YOUR INSTRUCTIONS:
Write out every line below that includes the word "рассчитывается".

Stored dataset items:
========
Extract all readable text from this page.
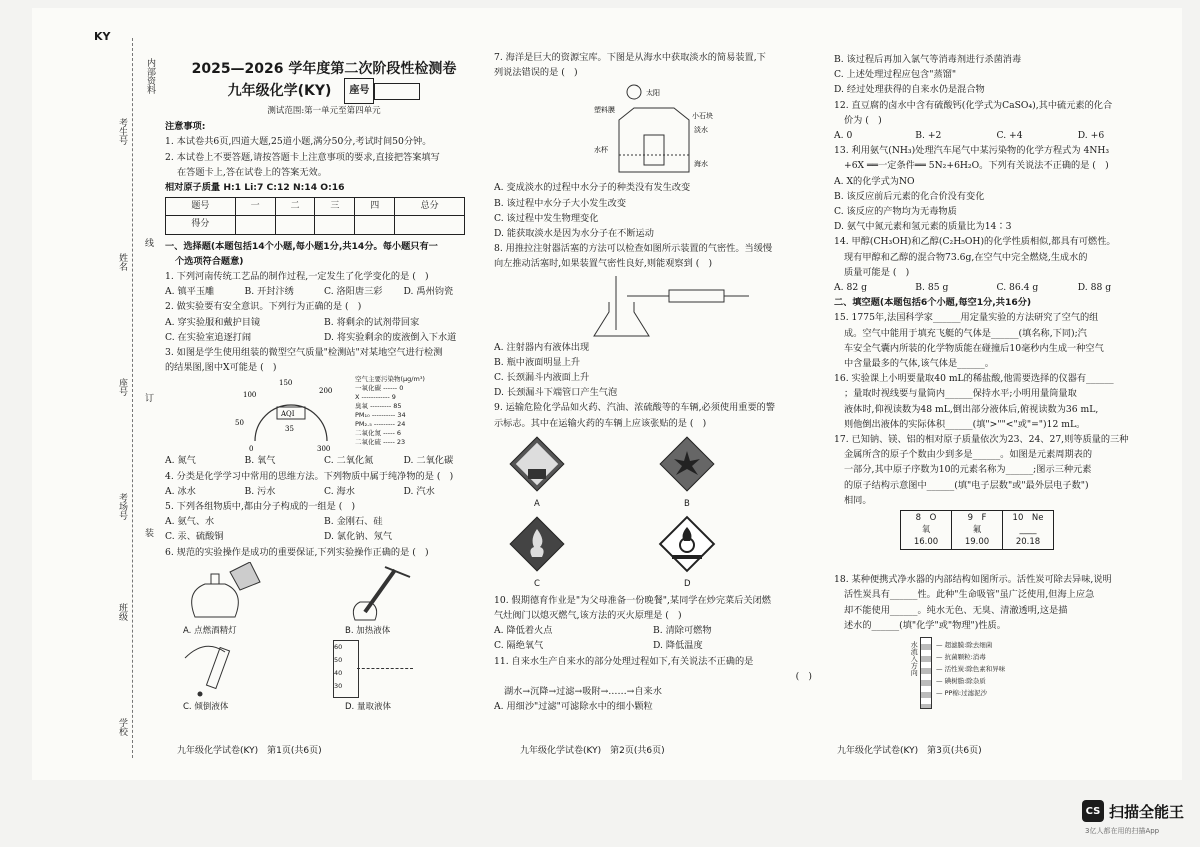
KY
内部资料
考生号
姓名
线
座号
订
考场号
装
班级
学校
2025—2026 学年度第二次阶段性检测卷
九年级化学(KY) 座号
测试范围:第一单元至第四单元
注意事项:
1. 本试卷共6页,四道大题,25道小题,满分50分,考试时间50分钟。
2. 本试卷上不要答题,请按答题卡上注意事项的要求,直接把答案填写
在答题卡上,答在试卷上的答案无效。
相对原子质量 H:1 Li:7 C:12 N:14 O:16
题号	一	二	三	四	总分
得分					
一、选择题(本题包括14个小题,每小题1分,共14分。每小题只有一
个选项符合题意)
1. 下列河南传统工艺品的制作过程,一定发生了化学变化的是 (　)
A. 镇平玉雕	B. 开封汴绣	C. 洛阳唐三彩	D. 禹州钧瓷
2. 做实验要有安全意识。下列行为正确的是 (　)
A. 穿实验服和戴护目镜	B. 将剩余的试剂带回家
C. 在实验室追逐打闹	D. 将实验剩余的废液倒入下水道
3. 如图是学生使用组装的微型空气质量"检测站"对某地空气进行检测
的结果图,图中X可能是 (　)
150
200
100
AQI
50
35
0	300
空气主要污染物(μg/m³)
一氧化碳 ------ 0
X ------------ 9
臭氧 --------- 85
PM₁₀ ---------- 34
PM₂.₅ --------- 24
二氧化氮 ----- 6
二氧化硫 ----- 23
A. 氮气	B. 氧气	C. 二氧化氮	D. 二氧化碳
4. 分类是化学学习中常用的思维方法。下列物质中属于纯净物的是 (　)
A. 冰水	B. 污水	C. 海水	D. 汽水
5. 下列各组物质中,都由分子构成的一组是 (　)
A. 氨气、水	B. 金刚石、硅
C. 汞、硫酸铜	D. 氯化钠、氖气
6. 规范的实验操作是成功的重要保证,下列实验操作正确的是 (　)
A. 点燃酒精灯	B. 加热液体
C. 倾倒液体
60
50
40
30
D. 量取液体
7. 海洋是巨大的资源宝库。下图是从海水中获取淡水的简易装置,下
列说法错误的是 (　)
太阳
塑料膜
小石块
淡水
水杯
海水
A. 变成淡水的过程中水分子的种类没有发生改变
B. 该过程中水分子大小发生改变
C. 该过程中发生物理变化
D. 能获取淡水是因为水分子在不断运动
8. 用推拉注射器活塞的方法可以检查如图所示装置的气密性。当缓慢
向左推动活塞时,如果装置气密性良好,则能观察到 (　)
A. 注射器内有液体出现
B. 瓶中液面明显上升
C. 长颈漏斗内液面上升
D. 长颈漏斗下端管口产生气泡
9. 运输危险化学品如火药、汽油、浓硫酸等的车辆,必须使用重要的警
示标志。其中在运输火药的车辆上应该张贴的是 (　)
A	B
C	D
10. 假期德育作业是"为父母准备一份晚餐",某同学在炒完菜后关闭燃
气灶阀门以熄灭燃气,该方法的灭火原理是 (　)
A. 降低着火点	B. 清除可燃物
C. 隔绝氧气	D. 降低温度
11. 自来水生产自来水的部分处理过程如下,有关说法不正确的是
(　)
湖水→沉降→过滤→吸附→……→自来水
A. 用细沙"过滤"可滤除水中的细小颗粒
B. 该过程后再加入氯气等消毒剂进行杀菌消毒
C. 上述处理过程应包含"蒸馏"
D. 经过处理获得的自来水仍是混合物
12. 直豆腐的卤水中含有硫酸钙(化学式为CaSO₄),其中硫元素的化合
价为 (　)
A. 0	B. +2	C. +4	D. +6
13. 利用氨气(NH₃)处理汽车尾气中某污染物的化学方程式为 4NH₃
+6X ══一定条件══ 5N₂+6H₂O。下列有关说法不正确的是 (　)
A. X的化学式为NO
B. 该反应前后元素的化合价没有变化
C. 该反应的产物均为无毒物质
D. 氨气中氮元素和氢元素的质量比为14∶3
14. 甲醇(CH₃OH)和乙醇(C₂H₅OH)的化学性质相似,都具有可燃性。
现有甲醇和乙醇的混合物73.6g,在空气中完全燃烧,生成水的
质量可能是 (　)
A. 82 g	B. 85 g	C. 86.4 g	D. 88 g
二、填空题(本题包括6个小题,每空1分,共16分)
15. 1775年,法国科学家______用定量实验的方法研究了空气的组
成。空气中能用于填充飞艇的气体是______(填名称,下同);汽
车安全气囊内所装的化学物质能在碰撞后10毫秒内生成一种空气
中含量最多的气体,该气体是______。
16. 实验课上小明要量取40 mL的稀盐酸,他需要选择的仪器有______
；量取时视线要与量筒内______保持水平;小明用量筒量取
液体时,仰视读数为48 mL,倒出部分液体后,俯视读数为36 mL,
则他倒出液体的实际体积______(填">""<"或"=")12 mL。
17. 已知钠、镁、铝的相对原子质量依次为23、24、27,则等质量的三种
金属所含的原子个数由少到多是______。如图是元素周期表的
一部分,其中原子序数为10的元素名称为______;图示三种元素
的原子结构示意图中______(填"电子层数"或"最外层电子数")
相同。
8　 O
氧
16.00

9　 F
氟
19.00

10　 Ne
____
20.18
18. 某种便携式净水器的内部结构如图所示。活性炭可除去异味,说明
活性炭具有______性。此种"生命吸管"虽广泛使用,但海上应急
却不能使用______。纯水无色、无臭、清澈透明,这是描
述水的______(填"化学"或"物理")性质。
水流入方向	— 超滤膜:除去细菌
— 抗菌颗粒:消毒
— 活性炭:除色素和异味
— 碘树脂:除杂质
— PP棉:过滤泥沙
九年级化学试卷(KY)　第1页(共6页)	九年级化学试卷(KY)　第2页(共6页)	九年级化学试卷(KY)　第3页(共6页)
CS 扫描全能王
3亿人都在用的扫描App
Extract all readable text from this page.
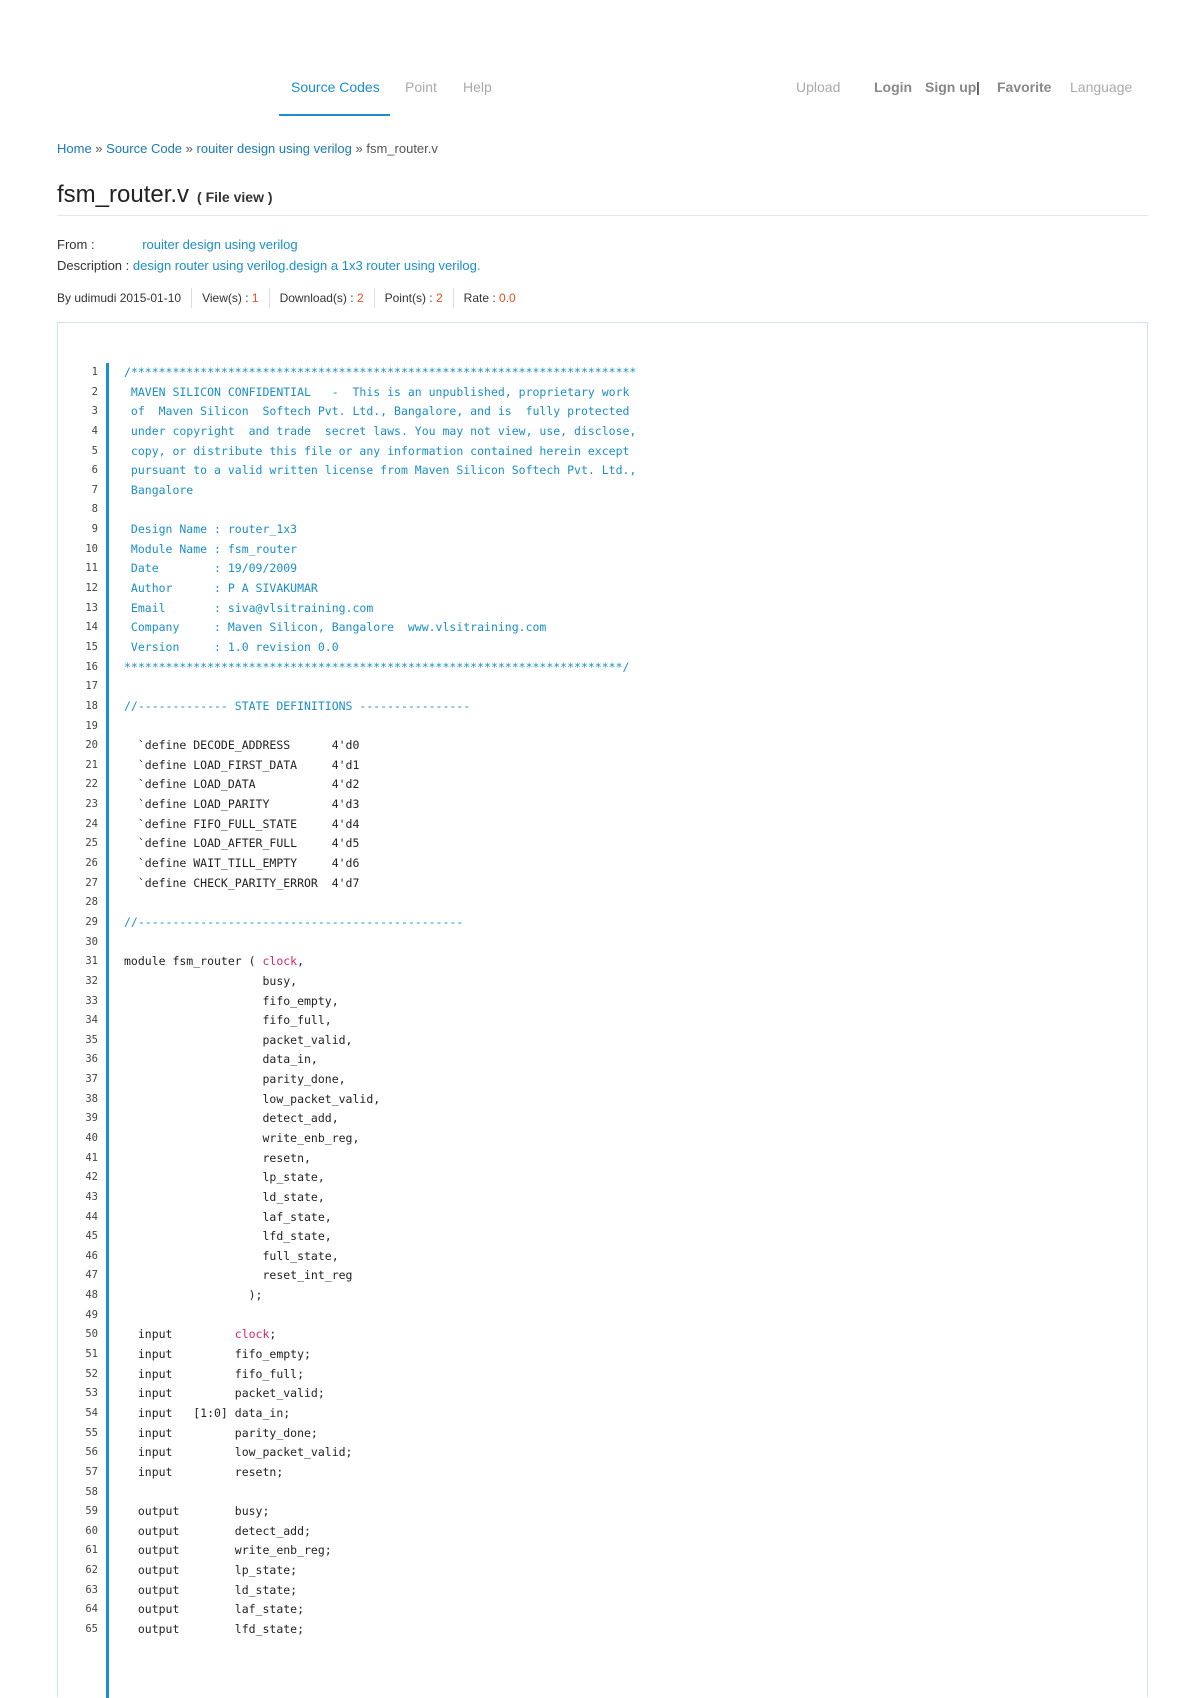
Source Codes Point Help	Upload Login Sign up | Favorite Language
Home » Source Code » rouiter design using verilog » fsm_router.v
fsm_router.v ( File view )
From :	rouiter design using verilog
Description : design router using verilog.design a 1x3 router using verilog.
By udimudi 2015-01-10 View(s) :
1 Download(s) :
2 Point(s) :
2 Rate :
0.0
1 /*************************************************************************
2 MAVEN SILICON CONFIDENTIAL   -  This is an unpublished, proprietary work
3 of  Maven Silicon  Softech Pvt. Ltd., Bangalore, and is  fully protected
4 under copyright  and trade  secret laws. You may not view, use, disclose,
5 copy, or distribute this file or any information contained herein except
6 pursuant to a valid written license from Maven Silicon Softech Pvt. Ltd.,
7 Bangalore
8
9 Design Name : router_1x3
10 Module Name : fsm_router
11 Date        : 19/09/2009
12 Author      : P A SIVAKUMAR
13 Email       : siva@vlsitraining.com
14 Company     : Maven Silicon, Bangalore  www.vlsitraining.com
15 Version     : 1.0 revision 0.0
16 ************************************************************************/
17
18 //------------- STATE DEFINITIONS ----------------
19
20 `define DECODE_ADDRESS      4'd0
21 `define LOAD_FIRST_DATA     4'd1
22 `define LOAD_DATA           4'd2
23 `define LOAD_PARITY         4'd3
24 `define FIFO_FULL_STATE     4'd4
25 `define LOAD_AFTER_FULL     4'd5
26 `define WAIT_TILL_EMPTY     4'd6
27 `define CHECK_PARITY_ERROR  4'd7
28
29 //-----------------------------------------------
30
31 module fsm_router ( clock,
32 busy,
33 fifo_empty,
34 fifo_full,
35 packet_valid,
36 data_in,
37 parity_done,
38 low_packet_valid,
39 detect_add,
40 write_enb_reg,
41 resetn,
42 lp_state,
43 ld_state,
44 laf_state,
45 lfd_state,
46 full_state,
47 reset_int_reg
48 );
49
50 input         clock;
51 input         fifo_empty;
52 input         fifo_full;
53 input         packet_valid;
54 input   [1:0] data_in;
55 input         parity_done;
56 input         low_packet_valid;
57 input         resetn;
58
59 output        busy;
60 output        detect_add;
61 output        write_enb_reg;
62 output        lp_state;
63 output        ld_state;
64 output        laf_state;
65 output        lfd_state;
========
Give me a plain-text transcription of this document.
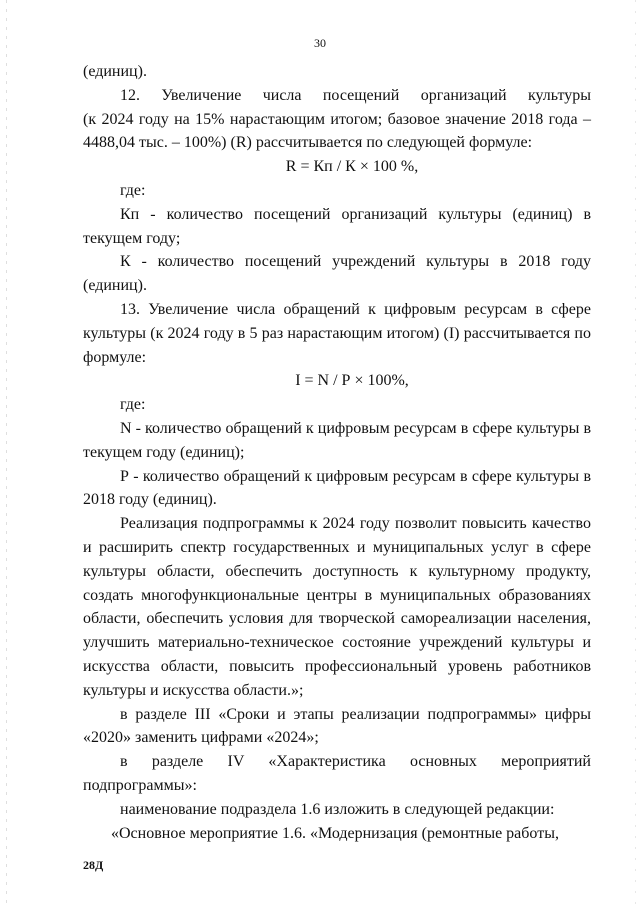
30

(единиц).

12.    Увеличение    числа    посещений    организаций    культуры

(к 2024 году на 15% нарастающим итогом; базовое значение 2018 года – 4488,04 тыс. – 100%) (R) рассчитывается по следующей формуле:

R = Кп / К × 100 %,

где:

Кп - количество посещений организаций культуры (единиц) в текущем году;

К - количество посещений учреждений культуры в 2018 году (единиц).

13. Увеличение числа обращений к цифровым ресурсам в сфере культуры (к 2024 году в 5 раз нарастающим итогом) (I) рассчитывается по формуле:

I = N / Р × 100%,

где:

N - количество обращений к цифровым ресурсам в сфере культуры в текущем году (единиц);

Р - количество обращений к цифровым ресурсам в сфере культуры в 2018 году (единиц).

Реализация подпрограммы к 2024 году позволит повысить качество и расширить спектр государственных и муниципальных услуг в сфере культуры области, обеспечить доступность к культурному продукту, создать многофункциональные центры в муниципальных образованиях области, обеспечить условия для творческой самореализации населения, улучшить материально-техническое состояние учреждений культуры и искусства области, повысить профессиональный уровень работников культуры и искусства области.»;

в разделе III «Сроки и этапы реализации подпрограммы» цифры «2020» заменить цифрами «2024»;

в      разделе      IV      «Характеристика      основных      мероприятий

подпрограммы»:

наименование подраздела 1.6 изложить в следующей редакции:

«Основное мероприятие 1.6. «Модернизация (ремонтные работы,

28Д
========
THE SOLUTION:
(к 2024 году на 15% нарастающим итогом; базовое значение 2018 года – 4488,04 тыс. – 100%) (R) рассчитывается по следующей формуле:
13. Увеличение числа обращений к цифровым ресурсам в сфере культуры (к 2024 году в 5 раз нарастающим итогом) (I) рассчитывается по формуле:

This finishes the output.